• **INPUT DATA**
^^^^^^^^
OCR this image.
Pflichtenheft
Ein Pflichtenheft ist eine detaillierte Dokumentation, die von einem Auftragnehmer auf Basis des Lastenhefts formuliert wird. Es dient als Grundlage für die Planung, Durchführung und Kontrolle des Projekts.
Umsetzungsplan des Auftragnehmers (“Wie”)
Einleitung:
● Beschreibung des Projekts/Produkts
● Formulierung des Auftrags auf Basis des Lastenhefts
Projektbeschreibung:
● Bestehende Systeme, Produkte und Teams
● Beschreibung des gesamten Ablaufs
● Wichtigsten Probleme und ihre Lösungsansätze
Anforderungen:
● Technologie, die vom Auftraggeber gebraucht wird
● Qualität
^^^^^^^^
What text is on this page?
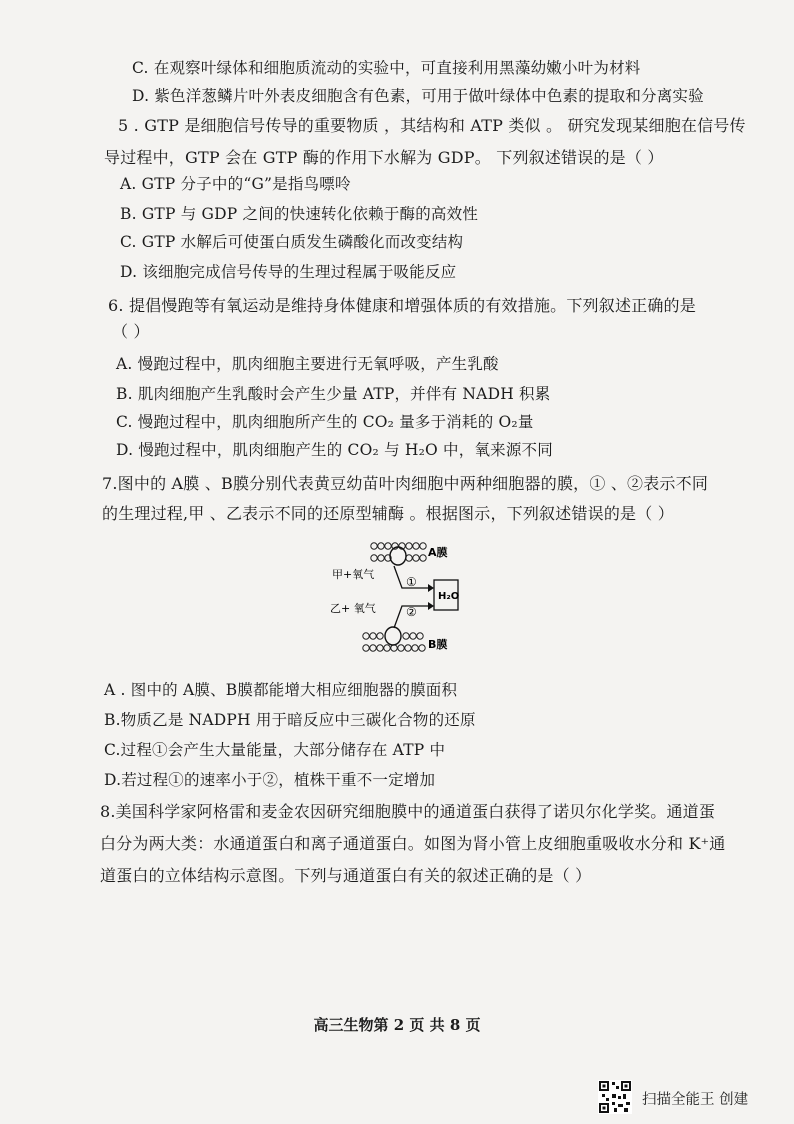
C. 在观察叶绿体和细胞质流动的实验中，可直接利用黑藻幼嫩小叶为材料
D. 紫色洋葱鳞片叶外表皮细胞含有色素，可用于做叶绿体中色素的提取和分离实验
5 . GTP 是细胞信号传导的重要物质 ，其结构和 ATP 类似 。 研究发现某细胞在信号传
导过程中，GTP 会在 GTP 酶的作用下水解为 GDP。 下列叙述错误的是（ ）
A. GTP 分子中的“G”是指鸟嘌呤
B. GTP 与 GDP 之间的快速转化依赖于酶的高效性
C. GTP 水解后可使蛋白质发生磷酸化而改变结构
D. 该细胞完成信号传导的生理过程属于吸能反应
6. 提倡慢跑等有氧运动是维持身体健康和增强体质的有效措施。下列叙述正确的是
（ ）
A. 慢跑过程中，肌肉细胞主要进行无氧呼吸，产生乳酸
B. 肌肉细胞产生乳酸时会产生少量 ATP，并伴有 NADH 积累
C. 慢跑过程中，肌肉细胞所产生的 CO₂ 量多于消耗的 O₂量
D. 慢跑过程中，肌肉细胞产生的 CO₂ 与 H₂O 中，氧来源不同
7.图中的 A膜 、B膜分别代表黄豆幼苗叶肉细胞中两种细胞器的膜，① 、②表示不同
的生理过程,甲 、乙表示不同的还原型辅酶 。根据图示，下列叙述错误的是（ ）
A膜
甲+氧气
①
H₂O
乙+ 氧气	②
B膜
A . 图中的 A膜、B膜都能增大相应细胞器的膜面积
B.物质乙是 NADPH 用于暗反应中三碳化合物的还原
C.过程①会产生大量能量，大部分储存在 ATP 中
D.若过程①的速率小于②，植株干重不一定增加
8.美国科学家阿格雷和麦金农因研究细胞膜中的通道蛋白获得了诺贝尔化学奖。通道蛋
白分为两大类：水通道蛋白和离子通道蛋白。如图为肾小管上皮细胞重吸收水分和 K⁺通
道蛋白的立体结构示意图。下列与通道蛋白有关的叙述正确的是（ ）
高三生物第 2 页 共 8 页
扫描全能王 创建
^^^^^^^^
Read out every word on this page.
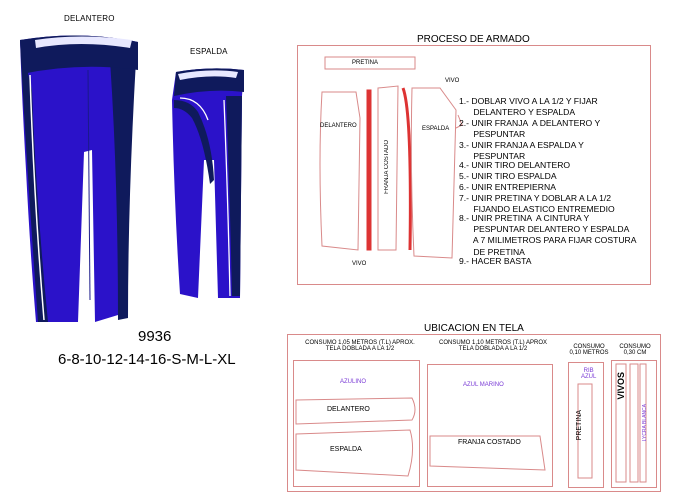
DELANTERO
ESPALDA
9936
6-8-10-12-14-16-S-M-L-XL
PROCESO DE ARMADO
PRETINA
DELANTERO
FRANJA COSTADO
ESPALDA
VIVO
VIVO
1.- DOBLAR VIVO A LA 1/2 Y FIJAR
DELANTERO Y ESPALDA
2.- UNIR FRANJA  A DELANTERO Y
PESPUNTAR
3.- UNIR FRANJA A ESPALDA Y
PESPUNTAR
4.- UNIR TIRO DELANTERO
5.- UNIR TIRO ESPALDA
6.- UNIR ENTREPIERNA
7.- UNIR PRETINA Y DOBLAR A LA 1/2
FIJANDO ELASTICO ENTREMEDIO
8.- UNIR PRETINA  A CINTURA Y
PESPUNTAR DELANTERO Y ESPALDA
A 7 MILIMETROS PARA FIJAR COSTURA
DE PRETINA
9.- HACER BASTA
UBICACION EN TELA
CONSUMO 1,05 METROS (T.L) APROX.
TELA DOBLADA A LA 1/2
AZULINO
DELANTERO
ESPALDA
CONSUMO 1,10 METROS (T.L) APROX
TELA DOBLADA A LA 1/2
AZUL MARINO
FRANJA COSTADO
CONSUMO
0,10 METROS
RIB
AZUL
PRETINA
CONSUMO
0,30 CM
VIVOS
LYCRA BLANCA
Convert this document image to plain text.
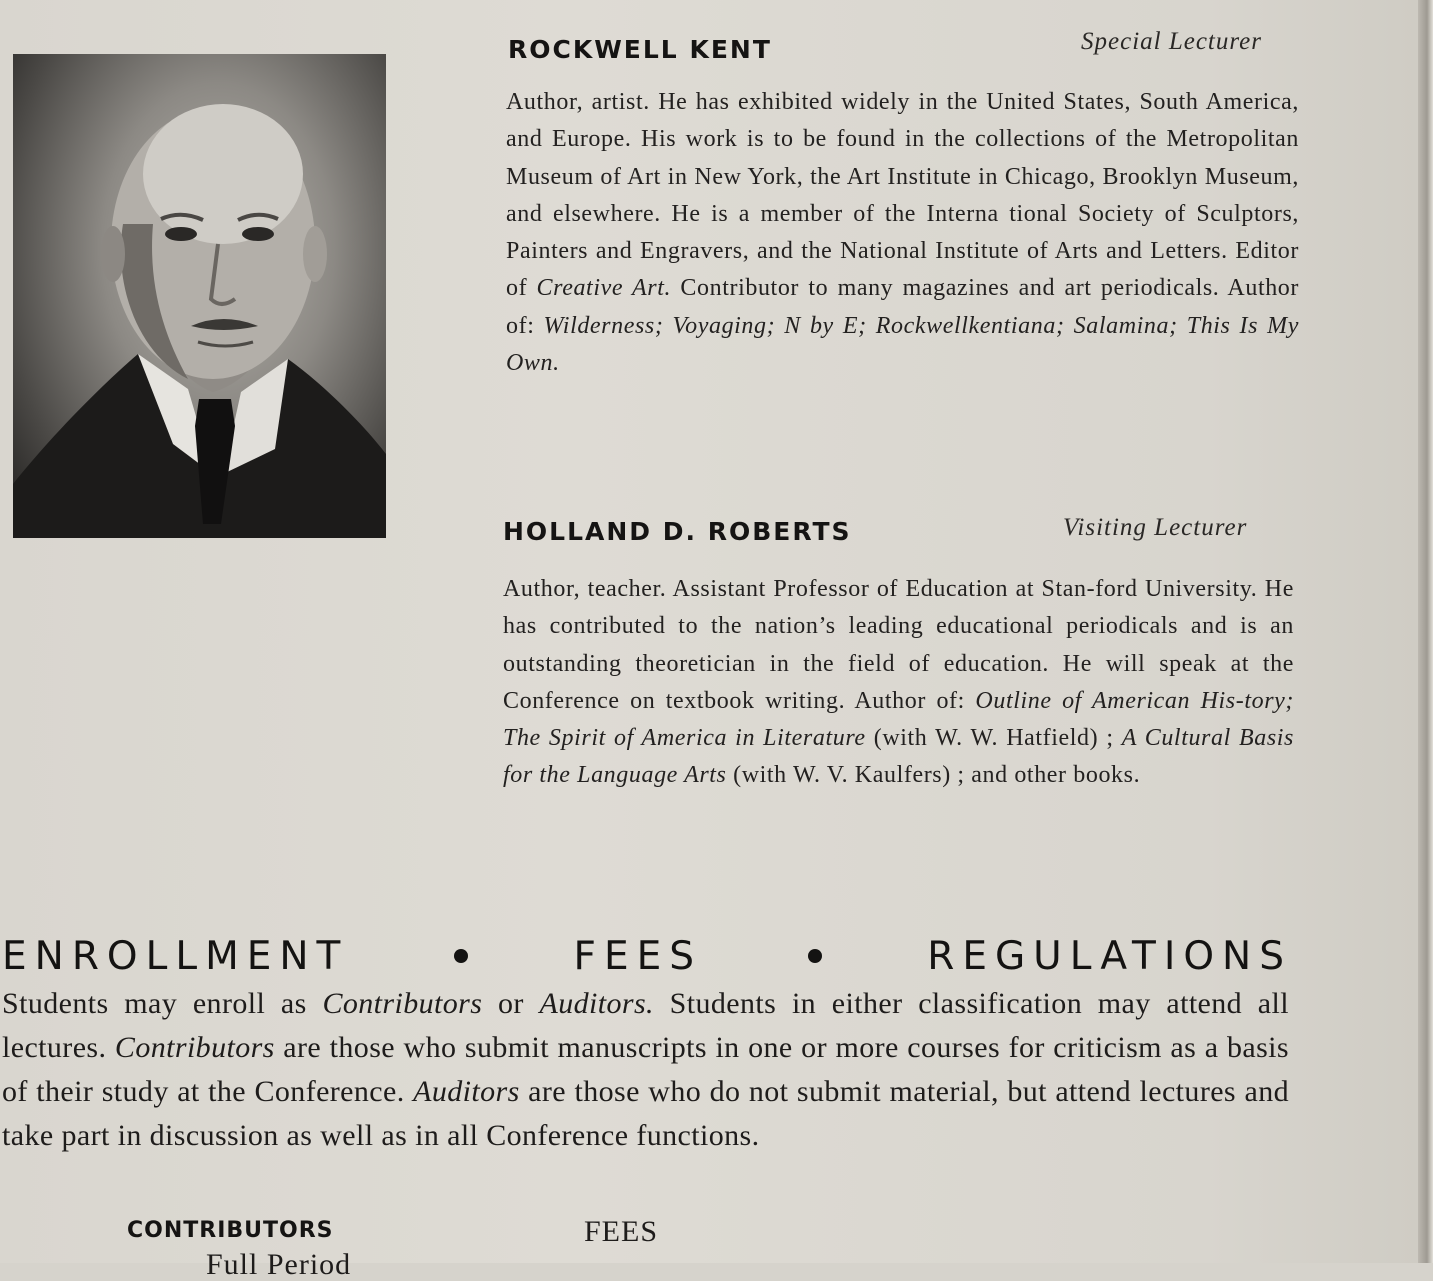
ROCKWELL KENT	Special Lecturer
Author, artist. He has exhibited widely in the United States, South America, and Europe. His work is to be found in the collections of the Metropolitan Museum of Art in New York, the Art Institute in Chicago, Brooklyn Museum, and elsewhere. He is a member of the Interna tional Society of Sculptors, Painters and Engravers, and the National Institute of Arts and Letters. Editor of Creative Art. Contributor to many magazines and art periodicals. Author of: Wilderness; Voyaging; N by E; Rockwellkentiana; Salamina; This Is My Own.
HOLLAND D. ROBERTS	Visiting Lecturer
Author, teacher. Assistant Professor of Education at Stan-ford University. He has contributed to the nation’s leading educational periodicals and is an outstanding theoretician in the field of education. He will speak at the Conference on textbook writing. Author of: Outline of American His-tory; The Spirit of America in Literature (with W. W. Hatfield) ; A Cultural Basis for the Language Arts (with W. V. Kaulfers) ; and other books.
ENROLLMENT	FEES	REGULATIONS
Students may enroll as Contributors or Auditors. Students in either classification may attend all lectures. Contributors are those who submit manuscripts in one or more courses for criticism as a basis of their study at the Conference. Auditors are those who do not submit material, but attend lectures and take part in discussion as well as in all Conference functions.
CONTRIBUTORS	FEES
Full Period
^^^^^^^^
Copy every line in the records above that contains the word "Pflichtenheft".

Pflichtenheft
Ein Pflichtenheft ist eine detaillierte Dokumentation, die von einem Auftragnehmer auf Basis des Lastenhefts formuliert wird. Es dient als Grundlage für die Planung, Durchführung und Kontrolle des Projekts.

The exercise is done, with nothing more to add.